- [DIRECTIONS]:
Answer these questions from the provided passage below:
1. What happens to Ayaan during the party?
2. Which actor plays Faltu Singh Mittal?
3. Who plays Janardhan Mittal?

- [PROVIDED PASSAGE]:
■ ■ ■ ■

Faltu manages to save Ayaan and they arrive back at the party so as to avoid being caught by Tanisha but during the party, Ayaan is arrested in a fraud case and taken to jail.

==Cast==
===Main===
- Niharika Chouksey as Faltu Singh Mittal: Charan and Jamuna's youngest daughter; Lajwanti and Antima's sister; Pappi's ex-fiancee; Ayaan's wife (2022–2023)
- Aakash Ahuja as Ayaan Mittal: Savita and Prakash's son; Janardhan's step-son; Kinshuk's half-brother; Tanisha's ex-husband; Faltu's husband (2022–2023)

===Recurring===
- Drishti Thakur as Tanisha Mittal: Kanika's estranged daughter; Ayaan's ex–wife and one-sided obsessive love interest; Siddharth's estranged wife (2022–2023)
- Thakur Rajveer Singh as Pappi: Faltu's ex-fiancé who is twice Faltu's age(2022-2023)
- Farida Venkat as Mayavati Thakur: Janardhan, Govardhan, Harshvardhan and Rijula's mother; Kinshuk, Siddharth and Suhana's grandmother; Ayaan's adoptive grandmother(2022–2023)
- Mahesh Thakur as Janardhan Mittal: Mayavati's elder son; Govardhan, Harshvardhan and Rijula's elder brother; Savita's husband; Kinshuk's father; Ayaan's step-father(2022–2023)
- Vibhavari Pradhan as Savita Mittal: Janardhan's wife; Prakash former lover; Ayaan and Kinshuk's mother(2022–2023)

■ ■ ■ ■

- [LISTED RECORDS]:
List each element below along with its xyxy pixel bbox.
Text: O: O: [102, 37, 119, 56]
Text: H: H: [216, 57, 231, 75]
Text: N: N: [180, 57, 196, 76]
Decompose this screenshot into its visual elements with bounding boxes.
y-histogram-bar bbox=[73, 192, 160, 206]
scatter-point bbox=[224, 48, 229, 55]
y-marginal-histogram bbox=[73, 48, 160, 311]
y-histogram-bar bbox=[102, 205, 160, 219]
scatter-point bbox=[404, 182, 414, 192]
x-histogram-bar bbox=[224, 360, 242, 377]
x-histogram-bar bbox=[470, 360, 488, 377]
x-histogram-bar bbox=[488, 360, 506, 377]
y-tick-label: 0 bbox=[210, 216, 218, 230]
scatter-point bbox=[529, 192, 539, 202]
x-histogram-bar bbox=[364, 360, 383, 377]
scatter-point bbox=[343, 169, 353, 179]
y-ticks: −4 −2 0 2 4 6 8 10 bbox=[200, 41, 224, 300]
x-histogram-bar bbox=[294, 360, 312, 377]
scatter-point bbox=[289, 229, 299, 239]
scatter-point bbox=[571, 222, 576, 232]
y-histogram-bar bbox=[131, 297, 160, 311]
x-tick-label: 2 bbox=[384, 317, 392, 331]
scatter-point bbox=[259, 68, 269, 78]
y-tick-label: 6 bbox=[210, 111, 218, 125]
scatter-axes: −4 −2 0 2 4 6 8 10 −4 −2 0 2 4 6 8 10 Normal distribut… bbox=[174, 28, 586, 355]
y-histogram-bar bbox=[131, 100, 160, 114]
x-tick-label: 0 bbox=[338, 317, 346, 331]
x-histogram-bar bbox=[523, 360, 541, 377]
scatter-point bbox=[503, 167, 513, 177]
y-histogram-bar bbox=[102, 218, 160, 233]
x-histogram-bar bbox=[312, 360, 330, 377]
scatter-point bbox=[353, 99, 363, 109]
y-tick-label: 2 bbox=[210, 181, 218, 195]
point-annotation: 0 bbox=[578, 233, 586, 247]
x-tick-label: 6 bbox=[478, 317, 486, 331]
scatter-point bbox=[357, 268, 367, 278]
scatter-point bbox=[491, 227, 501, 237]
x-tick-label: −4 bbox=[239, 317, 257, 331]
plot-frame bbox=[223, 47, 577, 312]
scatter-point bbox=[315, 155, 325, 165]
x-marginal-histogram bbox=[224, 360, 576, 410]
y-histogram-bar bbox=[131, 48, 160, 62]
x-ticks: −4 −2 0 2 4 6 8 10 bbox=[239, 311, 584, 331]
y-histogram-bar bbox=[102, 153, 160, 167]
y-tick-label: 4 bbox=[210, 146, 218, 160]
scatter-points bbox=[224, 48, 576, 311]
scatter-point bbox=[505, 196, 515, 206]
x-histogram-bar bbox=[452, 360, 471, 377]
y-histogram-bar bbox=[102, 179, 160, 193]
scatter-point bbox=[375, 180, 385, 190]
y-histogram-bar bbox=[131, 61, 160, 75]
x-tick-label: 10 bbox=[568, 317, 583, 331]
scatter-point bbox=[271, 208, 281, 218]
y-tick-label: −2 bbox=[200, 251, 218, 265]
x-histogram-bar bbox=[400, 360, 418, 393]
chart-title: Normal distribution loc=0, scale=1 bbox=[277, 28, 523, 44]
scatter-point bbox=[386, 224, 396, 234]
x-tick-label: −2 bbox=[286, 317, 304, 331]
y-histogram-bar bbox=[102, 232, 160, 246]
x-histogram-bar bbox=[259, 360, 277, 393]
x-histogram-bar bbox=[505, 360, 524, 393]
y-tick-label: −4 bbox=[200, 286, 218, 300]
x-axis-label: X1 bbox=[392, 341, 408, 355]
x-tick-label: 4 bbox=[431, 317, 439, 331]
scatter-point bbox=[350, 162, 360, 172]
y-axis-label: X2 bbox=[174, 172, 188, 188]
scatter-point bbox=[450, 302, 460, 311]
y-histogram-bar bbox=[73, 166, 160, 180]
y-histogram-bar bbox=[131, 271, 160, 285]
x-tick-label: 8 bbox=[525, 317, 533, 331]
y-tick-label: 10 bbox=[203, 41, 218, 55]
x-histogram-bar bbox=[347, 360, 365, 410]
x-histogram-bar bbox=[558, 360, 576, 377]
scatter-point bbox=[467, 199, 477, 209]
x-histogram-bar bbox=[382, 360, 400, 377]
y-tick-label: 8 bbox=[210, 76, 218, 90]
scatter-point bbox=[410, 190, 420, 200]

■ ■ ■ ■

- [TASK RESPONSE]:
1. He is arrested in a fraud case and taken to jail.
2. Niharika Chouksey
3. Mahesh Thakur